Exercise description — Reproduce the listing verbatim.

[Dataset items]
— start —
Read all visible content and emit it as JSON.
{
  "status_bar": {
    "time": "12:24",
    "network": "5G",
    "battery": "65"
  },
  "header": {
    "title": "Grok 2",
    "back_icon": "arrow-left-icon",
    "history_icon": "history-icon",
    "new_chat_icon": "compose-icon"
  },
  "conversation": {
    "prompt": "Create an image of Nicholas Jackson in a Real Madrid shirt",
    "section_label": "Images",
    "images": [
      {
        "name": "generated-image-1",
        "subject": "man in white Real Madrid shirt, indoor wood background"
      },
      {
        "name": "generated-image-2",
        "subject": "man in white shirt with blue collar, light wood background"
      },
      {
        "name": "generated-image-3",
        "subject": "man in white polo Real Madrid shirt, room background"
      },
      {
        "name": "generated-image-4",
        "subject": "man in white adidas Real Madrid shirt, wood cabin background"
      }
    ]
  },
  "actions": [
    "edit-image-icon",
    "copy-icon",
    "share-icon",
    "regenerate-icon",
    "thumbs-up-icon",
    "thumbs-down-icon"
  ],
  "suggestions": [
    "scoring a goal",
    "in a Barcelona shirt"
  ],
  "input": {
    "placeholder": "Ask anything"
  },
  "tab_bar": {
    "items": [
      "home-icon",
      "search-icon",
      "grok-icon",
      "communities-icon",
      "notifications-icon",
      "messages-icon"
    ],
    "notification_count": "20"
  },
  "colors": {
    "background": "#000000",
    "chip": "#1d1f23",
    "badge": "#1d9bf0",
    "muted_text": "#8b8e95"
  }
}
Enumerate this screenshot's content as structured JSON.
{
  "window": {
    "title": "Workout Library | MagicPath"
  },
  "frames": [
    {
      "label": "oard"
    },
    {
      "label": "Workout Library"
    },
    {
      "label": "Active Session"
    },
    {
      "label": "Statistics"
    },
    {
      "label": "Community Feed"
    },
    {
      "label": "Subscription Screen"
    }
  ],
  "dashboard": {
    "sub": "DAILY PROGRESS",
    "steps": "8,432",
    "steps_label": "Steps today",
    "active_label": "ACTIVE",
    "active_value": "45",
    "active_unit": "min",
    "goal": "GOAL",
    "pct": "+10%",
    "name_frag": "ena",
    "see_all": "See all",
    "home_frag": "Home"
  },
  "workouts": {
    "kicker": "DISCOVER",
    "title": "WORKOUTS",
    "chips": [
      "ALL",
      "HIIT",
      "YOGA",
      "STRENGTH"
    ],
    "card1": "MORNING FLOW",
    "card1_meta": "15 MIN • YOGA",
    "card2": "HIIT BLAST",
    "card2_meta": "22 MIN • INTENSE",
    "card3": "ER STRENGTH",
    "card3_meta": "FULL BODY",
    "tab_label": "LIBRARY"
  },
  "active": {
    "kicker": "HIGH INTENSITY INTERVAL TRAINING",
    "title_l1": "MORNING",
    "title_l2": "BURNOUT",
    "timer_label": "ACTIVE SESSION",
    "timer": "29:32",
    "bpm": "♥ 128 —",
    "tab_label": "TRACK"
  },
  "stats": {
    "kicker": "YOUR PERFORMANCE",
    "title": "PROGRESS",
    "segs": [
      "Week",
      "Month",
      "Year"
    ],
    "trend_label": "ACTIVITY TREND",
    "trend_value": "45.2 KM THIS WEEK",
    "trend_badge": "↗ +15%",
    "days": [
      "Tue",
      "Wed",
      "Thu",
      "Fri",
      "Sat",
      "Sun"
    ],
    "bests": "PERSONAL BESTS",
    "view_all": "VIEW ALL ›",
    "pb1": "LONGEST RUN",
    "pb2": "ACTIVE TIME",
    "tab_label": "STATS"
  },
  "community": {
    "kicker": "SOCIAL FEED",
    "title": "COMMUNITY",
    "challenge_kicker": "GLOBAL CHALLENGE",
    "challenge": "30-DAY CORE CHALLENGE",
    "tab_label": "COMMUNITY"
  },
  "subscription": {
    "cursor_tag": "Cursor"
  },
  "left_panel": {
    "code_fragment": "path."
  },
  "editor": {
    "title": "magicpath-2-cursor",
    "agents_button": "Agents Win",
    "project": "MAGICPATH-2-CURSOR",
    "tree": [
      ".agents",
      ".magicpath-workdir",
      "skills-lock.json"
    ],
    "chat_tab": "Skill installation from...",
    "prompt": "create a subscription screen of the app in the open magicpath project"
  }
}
— end —
Output for this task —
Read all visible content and emit it as JSON.
{
  "status_bar": {
    "time": "12:24",
    "network": "5G",
    "battery": "65"
  },
  "header": {
    "title": "Grok 2",
    "back_icon": "arrow-left-icon",
    "history_icon": "history-icon",
    "new_chat_icon": "compose-icon"
  },
  "conversation": {
    "prompt": "Create an image of Nicholas Jackson in a Real Madrid shirt",
    "section_label": "Images",
    "images": [
      {
        "name": "generated-image-1",
        "subject": "man in white Real Madrid shirt, indoor wood background"
      },
      {
        "name": "generated-image-2",
        "subject": "man in white shirt with blue collar, light wood background"
      },
      {
        "name": "generated-image-3",
        "subject": "man in white polo Real Madrid shirt, room background"
      },
      {
        "name": "generated-image-4",
        "subject": "man in white adidas Real Madrid shirt, wood cabin background"
      }
    ]
  },
  "actions": [
    "edit-image-icon",
    "copy-icon",
    "share-icon",
    "regenerate-icon",
    "thumbs-up-icon",
    "thumbs-down-icon"
  ],
  "suggestions": [
    "scoring a goal",
    "in a Barcelona shirt"
  ],
  "input": {
    "placeholder": "Ask anything"
  },
  "tab_bar": {
    "items": [
      "home-icon",
      "search-icon",
      "grok-icon",
      "communities-icon",
      "notifications-icon",
      "messages-icon"
    ],
    "notification_count": "20"
  },
  "colors": {
    "background": "#000000",
    "chip": "#1d1f23",
    "badge": "#1d9bf0",
    "muted_text": "#8b8e95"
  }
}
Enumerate this screenshot's content as structured JSON.
{
  "window": {
    "title": "Workout Library | MagicPath"
  },
  "frames": [
    {
      "label": "oard"
    },
    {
      "label": "Workout Library"
    },
    {
      "label": "Active Session"
    },
    {
      "label": "Statistics"
    },
    {
      "label": "Community Feed"
    },
    {
      "label": "Subscription Screen"
    }
  ],
  "dashboard": {
    "sub": "DAILY PROGRESS",
    "steps": "8,432",
    "steps_label": "Steps today",
    "active_label": "ACTIVE",
    "active_value": "45",
    "active_unit": "min",
    "goal": "GOAL",
    "pct": "+10%",
    "name_frag": "ena",
    "see_all": "See all",
    "home_frag": "Home"
  },
  "workouts": {
    "kicker": "DISCOVER",
    "title": "WORKOUTS",
    "chips": [
      "ALL",
      "HIIT",
      "YOGA",
      "STRENGTH"
    ],
    "card1": "MORNING FLOW",
    "card1_meta": "15 MIN • YOGA",
    "card2": "HIIT BLAST",
    "card2_meta": "22 MIN • INTENSE",
    "card3": "ER STRENGTH",
    "card3_meta": "FULL BODY",
    "tab_label": "LIBRARY"
  },
  "active": {
    "kicker": "HIGH INTENSITY INTERVAL TRAINING",
    "title_l1": "MORNING",
    "title_l2": "BURNOUT",
    "timer_label": "ACTIVE SESSION",
    "timer": "29:32",
    "bpm": "♥ 128 —",
    "tab_label": "TRACK"
  },
  "stats": {
    "kicker": "YOUR PERFORMANCE",
    "title": "PROGRESS",
    "segs": [
      "Week",
      "Month",
      "Year"
    ],
    "trend_label": "ACTIVITY TREND",
    "trend_value": "45.2 KM THIS WEEK",
    "trend_badge": "↗ +15%",
    "days": [
      "Tue",
      "Wed",
      "Thu",
      "Fri",
      "Sat",
      "Sun"
    ],
    "bests": "PERSONAL BESTS",
    "view_all": "VIEW ALL ›",
    "pb1": "LONGEST RUN",
    "pb2": "ACTIVE TIME",
    "tab_label": "STATS"
  },
  "community": {
    "kicker": "SOCIAL FEED",
    "title": "COMMUNITY",
    "challenge_kicker": "GLOBAL CHALLENGE",
    "challenge": "30-DAY CORE CHALLENGE",
    "tab_label": "COMMUNITY"
  },
  "subscription": {
    "cursor_tag": "Cursor"
  },
  "left_panel": {
    "code_fragment": "path."
  },
  "editor": {
    "title": "magicpath-2-cursor",
    "agents_button": "Agents Win",
    "project": "MAGICPATH-2-CURSOR",
    "tree": [
      ".agents",
      ".magicpath-workdir",
      "skills-lock.json"
    ],
    "chat_tab": "Skill installation from...",
    "prompt": "create a subscription screen of the app in the open magicpath project"
  }
}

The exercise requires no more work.